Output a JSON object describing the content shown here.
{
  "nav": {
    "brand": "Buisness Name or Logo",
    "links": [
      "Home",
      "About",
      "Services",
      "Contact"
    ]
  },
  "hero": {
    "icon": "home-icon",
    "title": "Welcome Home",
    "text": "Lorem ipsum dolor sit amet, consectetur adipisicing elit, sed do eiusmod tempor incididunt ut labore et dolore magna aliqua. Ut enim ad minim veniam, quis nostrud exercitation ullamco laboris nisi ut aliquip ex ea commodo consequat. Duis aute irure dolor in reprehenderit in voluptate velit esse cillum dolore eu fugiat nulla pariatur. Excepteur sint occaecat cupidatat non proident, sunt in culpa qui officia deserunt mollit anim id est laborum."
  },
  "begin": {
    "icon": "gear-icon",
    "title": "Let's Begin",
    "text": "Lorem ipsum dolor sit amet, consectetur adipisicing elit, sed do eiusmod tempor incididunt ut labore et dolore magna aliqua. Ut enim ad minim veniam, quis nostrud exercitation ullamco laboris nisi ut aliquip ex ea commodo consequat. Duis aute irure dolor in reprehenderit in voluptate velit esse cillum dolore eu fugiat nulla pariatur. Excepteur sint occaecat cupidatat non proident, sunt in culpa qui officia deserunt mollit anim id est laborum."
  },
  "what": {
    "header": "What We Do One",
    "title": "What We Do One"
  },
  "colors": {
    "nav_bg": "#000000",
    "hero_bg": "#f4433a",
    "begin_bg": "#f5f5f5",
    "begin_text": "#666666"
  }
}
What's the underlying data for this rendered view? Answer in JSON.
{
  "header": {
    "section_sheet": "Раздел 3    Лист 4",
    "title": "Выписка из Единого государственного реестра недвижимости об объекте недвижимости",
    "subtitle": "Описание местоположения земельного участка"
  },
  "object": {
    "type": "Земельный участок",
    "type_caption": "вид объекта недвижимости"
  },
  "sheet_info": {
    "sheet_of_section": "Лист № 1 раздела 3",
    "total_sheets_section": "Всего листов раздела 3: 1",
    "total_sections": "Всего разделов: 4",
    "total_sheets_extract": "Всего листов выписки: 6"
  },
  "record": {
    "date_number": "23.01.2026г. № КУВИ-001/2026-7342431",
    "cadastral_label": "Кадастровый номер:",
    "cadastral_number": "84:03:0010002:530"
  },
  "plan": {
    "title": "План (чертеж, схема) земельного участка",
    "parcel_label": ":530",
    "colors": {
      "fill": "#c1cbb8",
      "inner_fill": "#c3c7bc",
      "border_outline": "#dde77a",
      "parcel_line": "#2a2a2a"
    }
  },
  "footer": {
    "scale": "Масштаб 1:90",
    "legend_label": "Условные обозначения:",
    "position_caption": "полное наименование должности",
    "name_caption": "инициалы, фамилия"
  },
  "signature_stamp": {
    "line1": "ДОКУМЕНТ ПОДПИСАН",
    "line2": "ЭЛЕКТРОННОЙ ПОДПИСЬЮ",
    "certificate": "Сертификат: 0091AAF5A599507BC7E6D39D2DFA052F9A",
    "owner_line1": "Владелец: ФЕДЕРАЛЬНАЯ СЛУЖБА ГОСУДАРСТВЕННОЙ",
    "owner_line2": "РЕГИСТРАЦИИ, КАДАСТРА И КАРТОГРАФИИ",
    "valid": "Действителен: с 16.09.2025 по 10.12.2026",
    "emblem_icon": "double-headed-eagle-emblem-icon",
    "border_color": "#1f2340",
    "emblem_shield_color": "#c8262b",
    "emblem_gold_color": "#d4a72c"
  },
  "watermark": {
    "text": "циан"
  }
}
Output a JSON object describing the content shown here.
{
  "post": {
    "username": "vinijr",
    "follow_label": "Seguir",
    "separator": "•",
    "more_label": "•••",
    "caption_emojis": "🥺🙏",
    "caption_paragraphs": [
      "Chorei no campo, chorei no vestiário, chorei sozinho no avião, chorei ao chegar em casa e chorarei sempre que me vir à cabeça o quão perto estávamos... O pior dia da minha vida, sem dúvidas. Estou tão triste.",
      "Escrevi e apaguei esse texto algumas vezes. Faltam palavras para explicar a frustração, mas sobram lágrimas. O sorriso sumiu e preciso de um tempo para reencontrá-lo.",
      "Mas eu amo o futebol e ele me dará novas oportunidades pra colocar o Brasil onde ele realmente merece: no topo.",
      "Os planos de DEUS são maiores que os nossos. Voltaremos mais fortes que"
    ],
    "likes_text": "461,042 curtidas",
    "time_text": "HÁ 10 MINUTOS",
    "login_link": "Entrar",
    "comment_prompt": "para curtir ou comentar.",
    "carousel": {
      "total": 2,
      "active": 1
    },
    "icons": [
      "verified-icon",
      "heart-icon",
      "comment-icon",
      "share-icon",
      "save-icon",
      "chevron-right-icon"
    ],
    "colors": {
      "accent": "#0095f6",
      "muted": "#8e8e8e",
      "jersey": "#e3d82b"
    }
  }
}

──────────

--- Given problem ---
Reproduce the listing above verbatim, from first line to last.

--- Exercise result ---
Output a JSON object describing the content shown here.
{
  "nav": {
    "brand": "Buisness Name or Logo",
    "links": [
      "Home",
      "About",
      "Services",
      "Contact"
    ]
  },
  "hero": {
    "icon": "home-icon",
    "title": "Welcome Home",
    "text": "Lorem ipsum dolor sit amet, consectetur adipisicing elit, sed do eiusmod tempor incididunt ut labore et dolore magna aliqua. Ut enim ad minim veniam, quis nostrud exercitation ullamco laboris nisi ut aliquip ex ea commodo consequat. Duis aute irure dolor in reprehenderit in voluptate velit esse cillum dolore eu fugiat nulla pariatur. Excepteur sint occaecat cupidatat non proident, sunt in culpa qui officia deserunt mollit anim id est laborum."
  },
  "begin": {
    "icon": "gear-icon",
    "title": "Let's Begin",
    "text": "Lorem ipsum dolor sit amet, consectetur adipisicing elit, sed do eiusmod tempor incididunt ut labore et dolore magna aliqua. Ut enim ad minim veniam, quis nostrud exercitation ullamco laboris nisi ut aliquip ex ea commodo consequat. Duis aute irure dolor in reprehenderit in voluptate velit esse cillum dolore eu fugiat nulla pariatur. Excepteur sint occaecat cupidatat non proident, sunt in culpa qui officia deserunt mollit anim id est laborum."
  },
  "what": {
    "header": "What We Do One",
    "title": "What We Do One"
  },
  "colors": {
    "nav_bg": "#000000",
    "hero_bg": "#f4433a",
    "begin_bg": "#f5f5f5",
    "begin_text": "#666666"
  }
}
What's the underlying data for this rendered view? Answer in JSON.
{
  "header": {
    "section_sheet": "Раздел 3    Лист 4",
    "title": "Выписка из Единого государственного реестра недвижимости об объекте недвижимости",
    "subtitle": "Описание местоположения земельного участка"
  },
  "object": {
    "type": "Земельный участок",
    "type_caption": "вид объекта недвижимости"
  },
  "sheet_info": {
    "sheet_of_section": "Лист № 1 раздела 3",
    "total_sheets_section": "Всего листов раздела 3: 1",
    "total_sections": "Всего разделов: 4",
    "total_sheets_extract": "Всего листов выписки: 6"
  },
  "record": {
    "date_number": "23.01.2026г. № КУВИ-001/2026-7342431",
    "cadastral_label": "Кадастровый номер:",
    "cadastral_number": "84:03:0010002:530"
  },
  "plan": {
    "title": "План (чертеж, схема) земельного участка",
    "parcel_label": ":530",
    "colors": {
      "fill": "#c1cbb8",
      "inner_fill": "#c3c7bc",
      "border_outline": "#dde77a",
      "parcel_line": "#2a2a2a"
    }
  },
  "footer": {
    "scale": "Масштаб 1:90",
    "legend_label": "Условные обозначения:",
    "position_caption": "полное наименование должности",
    "name_caption": "инициалы, фамилия"
  },
  "signature_stamp": {
    "line1": "ДОКУМЕНТ ПОДПИСАН",
    "line2": "ЭЛЕКТРОННОЙ ПОДПИСЬЮ",
    "certificate": "Сертификат: 0091AAF5A599507BC7E6D39D2DFA052F9A",
    "owner_line1": "Владелец: ФЕДЕРАЛЬНАЯ СЛУЖБА ГОСУДАРСТВЕННОЙ",
    "owner_line2": "РЕГИСТРАЦИИ, КАДАСТРА И КАРТОГРАФИИ",
    "valid": "Действителен: с 16.09.2025 по 10.12.2026",
    "emblem_icon": "double-headed-eagle-emblem-icon",
    "border_color": "#1f2340",
    "emblem_shield_color": "#c8262b",
    "emblem_gold_color": "#d4a72c"
  },
  "watermark": {
    "text": "циан"
  }
}
Output a JSON object describing the content shown here.
{
  "post": {
    "username": "vinijr",
    "follow_label": "Seguir",
    "separator": "•",
    "more_label": "•••",
    "caption_emojis": "🥺🙏",
    "caption_paragraphs": [
      "Chorei no campo, chorei no vestiário, chorei sozinho no avião, chorei ao chegar em casa e chorarei sempre que me vir à cabeça o quão perto estávamos... O pior dia da minha vida, sem dúvidas. Estou tão triste.",
      "Escrevi e apaguei esse texto algumas vezes. Faltam palavras para explicar a frustração, mas sobram lágrimas. O sorriso sumiu e preciso de um tempo para reencontrá-lo.",
      "Mas eu amo o futebol e ele me dará novas oportunidades pra colocar o Brasil onde ele realmente merece: no topo.",
      "Os planos de DEUS são maiores que os nossos. Voltaremos mais fortes que"
    ],
    "likes_text": "461,042 curtidas",
    "time_text": "HÁ 10 MINUTOS",
    "login_link": "Entrar",
    "comment_prompt": "para curtir ou comentar.",
    "carousel": {
      "total": 2,
      "active": 1
    },
    "icons": [
      "verified-icon",
      "heart-icon",
      "comment-icon",
      "share-icon",
      "save-icon",
      "chevron-right-icon"
    ],
    "colors": {
      "accent": "#0095f6",
      "muted": "#8e8e8e",
      "jersey": "#e3d82b"
    }
  }
}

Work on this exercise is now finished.